Your goal
All lines from the one with "Convert this screenshot" to the end need to be copied exactly, with nothing before them.

Provided entries
* * * *
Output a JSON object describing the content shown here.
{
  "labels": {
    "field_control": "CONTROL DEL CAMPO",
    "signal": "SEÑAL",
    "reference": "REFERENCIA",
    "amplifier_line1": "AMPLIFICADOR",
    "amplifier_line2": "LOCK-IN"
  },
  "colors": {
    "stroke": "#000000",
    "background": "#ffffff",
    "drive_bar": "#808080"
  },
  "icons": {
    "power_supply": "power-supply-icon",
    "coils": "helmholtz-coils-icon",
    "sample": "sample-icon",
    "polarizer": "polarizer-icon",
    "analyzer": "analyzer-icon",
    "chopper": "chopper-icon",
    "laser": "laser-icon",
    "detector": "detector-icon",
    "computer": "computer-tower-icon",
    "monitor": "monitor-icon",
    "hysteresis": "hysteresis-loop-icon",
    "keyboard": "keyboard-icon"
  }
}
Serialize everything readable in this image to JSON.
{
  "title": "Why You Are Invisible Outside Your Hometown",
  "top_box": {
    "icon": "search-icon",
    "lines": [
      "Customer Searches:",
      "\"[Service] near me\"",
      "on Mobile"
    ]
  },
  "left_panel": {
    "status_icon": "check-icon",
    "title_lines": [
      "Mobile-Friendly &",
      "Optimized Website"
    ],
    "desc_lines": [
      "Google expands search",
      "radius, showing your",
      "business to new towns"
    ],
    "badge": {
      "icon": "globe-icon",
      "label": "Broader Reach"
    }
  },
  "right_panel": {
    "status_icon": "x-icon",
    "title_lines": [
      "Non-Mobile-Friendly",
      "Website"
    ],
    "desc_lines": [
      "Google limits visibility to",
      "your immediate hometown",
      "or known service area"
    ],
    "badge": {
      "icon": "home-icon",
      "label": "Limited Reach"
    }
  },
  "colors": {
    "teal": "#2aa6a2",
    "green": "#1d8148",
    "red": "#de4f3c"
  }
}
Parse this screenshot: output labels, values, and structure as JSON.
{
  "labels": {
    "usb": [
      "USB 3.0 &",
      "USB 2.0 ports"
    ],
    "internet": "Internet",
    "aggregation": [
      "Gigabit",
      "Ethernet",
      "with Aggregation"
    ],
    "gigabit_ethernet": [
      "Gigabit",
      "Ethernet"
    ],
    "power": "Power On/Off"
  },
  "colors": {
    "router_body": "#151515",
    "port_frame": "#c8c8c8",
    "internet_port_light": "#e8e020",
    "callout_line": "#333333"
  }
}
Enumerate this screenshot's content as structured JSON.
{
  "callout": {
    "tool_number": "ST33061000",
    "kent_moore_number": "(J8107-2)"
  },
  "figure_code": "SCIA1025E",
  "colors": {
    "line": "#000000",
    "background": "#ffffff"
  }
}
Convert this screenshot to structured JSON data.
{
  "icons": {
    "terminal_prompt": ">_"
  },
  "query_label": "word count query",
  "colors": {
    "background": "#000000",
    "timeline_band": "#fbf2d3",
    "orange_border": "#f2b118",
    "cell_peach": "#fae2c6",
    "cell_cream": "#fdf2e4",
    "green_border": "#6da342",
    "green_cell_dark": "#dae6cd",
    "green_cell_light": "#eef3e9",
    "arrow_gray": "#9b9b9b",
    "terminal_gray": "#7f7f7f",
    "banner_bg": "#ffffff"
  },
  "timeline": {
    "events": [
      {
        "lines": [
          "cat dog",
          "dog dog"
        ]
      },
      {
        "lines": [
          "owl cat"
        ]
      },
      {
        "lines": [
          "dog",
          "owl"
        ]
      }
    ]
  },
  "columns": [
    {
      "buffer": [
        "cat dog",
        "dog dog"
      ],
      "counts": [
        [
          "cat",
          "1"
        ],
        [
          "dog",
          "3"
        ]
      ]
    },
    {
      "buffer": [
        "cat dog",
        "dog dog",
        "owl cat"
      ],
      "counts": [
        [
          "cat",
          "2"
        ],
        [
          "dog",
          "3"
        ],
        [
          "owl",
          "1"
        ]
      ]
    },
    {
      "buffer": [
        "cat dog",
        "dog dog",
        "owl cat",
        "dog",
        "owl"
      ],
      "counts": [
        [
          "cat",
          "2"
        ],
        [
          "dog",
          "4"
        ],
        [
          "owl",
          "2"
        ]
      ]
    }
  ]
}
* * * *
Written solution
Convert this screenshot to structured JSON data.
{
  "icons": {
    "terminal_prompt": ">_"
  },
  "query_label": "word count query",
  "colors": {
    "background": "#000000",
    "timeline_band": "#fbf2d3",
    "orange_border": "#f2b118",
    "cell_peach": "#fae2c6",
    "cell_cream": "#fdf2e4",
    "green_border": "#6da342",
    "green_cell_dark": "#dae6cd",
    "green_cell_light": "#eef3e9",
    "arrow_gray": "#9b9b9b",
    "terminal_gray": "#7f7f7f",
    "banner_bg": "#ffffff"
  },
  "timeline": {
    "events": [
      {
        "lines": [
          "cat dog",
          "dog dog"
        ]
      },
      {
        "lines": [
          "owl cat"
        ]
      },
      {
        "lines": [
          "dog",
          "owl"
        ]
      }
    ]
  },
  "columns": [
    {
      "buffer": [
        "cat dog",
        "dog dog"
      ],
      "counts": [
        [
          "cat",
          "1"
        ],
        [
          "dog",
          "3"
        ]
      ]
    },
    {
      "buffer": [
        "cat dog",
        "dog dog",
        "owl cat"
      ],
      "counts": [
        [
          "cat",
          "2"
        ],
        [
          "dog",
          "3"
        ],
        [
          "owl",
          "1"
        ]
      ]
    },
    {
      "buffer": [
        "cat dog",
        "dog dog",
        "owl cat",
        "dog",
        "owl"
      ],
      "counts": [
        [
          "cat",
          "2"
        ],
        [
          "dog",
          "4"
        ],
        [
          "owl",
          "2"
        ]
      ]
    }
  ]
}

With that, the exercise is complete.